TASK BRIEF
Output the material below in full, exactly as it is.

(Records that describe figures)
-=-=-
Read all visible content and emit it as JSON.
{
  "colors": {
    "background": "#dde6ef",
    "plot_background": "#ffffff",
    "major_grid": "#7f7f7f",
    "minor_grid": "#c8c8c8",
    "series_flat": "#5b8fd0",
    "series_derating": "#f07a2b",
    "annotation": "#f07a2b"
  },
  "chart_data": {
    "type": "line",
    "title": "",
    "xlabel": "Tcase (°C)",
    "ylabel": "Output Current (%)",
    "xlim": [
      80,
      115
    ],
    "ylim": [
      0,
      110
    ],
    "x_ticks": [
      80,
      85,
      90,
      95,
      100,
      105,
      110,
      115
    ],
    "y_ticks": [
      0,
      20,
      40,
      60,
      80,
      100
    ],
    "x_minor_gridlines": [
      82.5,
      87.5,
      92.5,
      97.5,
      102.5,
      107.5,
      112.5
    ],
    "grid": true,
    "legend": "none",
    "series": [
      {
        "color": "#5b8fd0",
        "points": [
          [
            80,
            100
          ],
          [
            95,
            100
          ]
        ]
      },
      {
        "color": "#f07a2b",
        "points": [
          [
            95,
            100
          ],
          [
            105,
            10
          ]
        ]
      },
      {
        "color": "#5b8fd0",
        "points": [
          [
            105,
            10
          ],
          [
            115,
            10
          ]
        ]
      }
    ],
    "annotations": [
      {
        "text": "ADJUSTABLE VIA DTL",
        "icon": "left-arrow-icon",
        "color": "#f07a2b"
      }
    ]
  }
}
-=-=-
THE RESULT
Read all visible content and emit it as JSON.
{
  "colors": {
    "background": "#dde6ef",
    "plot_background": "#ffffff",
    "major_grid": "#7f7f7f",
    "minor_grid": "#c8c8c8",
    "series_flat": "#5b8fd0",
    "series_derating": "#f07a2b",
    "annotation": "#f07a2b"
  },
  "chart_data": {
    "type": "line",
    "title": "",
    "xlabel": "Tcase (°C)",
    "ylabel": "Output Current (%)",
    "xlim": [
      80,
      115
    ],
    "ylim": [
      0,
      110
    ],
    "x_ticks": [
      80,
      85,
      90,
      95,
      100,
      105,
      110,
      115
    ],
    "y_ticks": [
      0,
      20,
      40,
      60,
      80,
      100
    ],
    "x_minor_gridlines": [
      82.5,
      87.5,
      92.5,
      97.5,
      102.5,
      107.5,
      112.5
    ],
    "grid": true,
    "legend": "none",
    "series": [
      {
        "color": "#5b8fd0",
        "points": [
          [
            80,
            100
          ],
          [
            95,
            100
          ]
        ]
      },
      {
        "color": "#f07a2b",
        "points": [
          [
            95,
            100
          ],
          [
            105,
            10
          ]
        ]
      },
      {
        "color": "#5b8fd0",
        "points": [
          [
            105,
            10
          ],
          [
            115,
            10
          ]
        ]
      }
    ],
    "annotations": [
      {
        "text": "ADJUSTABLE VIA DTL",
        "icon": "left-arrow-icon",
        "color": "#f07a2b"
      }
    ]
  }
}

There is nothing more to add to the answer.